* **Extracted records**
=====

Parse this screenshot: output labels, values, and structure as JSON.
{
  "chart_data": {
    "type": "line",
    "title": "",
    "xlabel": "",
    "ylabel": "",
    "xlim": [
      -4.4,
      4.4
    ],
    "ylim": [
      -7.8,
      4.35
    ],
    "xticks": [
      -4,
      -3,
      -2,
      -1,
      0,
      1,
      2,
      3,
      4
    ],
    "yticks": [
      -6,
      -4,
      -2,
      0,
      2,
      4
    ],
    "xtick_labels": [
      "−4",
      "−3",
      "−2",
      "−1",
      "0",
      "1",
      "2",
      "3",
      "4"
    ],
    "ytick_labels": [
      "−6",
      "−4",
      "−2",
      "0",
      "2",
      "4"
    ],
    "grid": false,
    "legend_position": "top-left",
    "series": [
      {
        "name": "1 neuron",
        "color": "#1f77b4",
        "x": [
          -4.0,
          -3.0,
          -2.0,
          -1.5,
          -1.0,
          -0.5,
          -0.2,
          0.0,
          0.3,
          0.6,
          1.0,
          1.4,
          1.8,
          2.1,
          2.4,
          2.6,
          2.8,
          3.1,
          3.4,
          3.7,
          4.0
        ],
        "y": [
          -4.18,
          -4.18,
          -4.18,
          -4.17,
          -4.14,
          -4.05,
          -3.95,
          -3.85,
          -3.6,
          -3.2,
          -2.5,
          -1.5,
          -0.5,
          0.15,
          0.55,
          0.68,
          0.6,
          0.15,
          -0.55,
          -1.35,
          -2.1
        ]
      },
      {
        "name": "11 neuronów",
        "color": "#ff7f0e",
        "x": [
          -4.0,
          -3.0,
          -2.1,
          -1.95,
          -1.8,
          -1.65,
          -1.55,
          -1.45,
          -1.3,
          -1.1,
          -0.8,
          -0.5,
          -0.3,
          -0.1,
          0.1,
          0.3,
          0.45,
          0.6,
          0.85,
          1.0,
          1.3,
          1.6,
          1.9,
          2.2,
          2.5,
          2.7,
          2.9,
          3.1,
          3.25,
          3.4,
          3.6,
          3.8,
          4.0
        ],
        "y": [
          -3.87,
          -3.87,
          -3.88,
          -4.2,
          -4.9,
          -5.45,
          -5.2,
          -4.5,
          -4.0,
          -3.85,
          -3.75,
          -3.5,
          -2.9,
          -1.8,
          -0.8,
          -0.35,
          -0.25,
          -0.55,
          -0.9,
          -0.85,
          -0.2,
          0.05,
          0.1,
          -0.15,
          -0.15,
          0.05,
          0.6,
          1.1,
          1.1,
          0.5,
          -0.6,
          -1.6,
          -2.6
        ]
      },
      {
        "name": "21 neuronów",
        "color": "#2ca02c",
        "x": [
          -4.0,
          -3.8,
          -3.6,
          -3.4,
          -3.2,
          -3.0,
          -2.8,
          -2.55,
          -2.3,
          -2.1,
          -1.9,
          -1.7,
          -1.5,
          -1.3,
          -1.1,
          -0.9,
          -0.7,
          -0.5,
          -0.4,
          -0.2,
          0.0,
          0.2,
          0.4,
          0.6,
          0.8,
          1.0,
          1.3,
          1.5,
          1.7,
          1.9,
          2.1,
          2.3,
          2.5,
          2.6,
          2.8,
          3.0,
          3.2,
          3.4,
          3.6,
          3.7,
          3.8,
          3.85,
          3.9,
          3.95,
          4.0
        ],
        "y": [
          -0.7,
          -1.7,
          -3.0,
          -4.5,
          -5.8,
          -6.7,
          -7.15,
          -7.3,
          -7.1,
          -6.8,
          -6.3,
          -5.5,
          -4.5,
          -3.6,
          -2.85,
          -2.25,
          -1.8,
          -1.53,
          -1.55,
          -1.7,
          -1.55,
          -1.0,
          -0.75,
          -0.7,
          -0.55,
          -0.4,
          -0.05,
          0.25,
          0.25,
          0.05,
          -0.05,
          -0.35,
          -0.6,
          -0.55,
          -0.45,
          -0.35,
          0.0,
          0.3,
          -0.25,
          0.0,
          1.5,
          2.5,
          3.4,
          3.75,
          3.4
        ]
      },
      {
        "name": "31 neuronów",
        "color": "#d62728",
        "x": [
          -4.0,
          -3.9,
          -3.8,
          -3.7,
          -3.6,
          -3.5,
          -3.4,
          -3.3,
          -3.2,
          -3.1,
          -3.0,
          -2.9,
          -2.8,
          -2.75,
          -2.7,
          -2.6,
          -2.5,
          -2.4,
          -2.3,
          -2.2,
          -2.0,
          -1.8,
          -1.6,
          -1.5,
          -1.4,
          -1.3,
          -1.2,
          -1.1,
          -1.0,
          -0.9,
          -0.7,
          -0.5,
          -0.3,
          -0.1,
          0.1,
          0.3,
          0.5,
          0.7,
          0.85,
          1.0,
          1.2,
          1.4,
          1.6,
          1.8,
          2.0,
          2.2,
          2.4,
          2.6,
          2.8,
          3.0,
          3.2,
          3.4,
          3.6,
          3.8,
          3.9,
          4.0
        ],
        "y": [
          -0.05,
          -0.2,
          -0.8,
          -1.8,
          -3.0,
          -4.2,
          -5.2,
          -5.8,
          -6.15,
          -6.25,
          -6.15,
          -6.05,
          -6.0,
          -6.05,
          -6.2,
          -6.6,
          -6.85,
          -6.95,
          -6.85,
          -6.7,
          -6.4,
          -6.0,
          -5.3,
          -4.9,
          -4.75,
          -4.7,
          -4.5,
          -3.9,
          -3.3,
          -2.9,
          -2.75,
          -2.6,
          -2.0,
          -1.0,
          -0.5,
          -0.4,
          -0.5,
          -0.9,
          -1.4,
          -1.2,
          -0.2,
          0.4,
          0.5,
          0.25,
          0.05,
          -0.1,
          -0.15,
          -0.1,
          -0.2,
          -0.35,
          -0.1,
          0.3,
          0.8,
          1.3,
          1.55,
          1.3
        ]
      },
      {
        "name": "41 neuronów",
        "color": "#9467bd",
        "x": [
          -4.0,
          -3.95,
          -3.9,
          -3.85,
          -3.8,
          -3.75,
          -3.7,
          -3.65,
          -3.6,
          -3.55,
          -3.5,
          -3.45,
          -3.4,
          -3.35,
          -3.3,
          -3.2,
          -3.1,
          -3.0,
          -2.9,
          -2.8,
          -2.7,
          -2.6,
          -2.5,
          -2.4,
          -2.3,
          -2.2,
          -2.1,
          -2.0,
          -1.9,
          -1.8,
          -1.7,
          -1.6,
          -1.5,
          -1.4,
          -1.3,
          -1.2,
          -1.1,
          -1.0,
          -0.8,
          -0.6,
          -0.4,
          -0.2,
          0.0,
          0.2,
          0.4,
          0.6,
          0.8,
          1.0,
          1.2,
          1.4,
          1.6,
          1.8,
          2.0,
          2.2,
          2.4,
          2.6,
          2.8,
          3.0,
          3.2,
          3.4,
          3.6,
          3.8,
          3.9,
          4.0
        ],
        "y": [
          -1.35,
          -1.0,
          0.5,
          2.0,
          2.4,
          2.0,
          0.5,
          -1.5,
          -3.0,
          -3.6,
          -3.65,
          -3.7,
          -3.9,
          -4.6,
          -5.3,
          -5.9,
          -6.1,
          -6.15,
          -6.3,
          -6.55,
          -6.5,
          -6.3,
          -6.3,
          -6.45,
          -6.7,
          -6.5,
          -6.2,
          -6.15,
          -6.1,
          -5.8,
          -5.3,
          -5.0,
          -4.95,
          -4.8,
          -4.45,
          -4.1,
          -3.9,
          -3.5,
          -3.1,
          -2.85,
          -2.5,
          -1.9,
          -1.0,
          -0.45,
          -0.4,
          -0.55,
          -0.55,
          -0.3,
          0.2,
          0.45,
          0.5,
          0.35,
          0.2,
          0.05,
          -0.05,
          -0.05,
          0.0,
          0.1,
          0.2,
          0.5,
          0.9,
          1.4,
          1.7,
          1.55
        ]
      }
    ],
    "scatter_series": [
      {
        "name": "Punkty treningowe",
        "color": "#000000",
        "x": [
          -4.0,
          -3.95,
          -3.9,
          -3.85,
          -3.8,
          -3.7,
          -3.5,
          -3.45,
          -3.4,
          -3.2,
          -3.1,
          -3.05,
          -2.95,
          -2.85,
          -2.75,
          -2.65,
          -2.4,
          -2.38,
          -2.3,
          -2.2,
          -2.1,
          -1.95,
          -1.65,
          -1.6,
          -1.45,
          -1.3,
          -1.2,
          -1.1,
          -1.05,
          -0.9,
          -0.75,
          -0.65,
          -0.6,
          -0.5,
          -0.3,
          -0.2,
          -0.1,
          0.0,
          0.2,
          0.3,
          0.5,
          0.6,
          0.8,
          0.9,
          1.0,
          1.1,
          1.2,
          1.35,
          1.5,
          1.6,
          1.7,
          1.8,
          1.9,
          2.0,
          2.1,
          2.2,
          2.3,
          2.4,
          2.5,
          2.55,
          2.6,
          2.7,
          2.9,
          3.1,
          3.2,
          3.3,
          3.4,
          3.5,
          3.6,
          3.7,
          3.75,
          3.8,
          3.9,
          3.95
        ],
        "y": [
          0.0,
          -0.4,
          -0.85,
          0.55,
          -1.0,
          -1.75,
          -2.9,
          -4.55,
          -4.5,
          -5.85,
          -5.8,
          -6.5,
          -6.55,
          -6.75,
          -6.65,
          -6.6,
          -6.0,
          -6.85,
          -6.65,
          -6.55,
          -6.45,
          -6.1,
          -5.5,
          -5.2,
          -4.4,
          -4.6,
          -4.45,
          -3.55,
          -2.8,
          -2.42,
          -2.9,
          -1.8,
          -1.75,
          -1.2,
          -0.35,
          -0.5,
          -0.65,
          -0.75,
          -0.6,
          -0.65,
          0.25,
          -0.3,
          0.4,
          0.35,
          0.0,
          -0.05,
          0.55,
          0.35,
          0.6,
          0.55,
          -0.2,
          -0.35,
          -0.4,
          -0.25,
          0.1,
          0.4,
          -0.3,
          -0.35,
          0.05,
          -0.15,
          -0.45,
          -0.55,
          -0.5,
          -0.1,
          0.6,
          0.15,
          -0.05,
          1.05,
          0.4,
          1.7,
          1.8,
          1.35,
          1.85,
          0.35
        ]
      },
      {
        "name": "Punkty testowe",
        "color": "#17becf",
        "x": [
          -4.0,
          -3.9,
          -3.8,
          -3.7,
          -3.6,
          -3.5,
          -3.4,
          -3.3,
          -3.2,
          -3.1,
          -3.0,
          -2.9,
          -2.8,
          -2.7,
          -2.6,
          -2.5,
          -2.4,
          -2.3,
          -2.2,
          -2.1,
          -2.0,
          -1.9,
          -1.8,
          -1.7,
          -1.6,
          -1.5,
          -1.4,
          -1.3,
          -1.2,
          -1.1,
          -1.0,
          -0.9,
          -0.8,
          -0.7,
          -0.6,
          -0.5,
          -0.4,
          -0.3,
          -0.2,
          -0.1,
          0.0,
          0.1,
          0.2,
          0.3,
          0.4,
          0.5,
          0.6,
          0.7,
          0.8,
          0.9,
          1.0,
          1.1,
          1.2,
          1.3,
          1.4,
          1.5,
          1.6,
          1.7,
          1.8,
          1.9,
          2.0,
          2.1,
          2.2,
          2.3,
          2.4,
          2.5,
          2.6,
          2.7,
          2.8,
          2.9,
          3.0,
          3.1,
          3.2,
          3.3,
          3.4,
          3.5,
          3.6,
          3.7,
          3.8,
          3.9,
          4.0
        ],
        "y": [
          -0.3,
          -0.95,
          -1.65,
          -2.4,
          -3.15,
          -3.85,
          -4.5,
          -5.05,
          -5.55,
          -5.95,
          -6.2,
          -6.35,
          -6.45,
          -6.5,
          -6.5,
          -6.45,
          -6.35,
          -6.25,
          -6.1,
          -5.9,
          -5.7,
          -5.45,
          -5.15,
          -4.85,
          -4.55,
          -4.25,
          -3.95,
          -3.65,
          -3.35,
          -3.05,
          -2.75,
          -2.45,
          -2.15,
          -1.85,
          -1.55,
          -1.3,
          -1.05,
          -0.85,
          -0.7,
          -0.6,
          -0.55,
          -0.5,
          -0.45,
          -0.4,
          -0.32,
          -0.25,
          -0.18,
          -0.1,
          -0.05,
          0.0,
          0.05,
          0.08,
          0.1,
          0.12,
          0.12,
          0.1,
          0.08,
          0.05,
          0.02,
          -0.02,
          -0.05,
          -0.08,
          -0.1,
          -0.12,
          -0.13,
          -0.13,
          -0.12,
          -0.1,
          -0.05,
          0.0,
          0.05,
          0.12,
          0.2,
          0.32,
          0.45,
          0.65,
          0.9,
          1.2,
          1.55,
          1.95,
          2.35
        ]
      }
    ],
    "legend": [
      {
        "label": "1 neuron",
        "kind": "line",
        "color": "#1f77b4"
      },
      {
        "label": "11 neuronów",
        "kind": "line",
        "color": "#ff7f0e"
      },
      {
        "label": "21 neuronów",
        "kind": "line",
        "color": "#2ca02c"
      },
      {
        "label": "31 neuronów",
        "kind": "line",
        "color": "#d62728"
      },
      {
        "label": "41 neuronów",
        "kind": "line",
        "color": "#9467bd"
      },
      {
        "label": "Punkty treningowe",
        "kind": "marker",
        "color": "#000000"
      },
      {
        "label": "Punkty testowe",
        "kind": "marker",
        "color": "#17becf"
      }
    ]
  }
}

=====

Search the records above for the string "testowe". Copy every line that contains it.

* **Exercise result**
        "name": "Punkty testowe",
        "label": "Punkty testowe",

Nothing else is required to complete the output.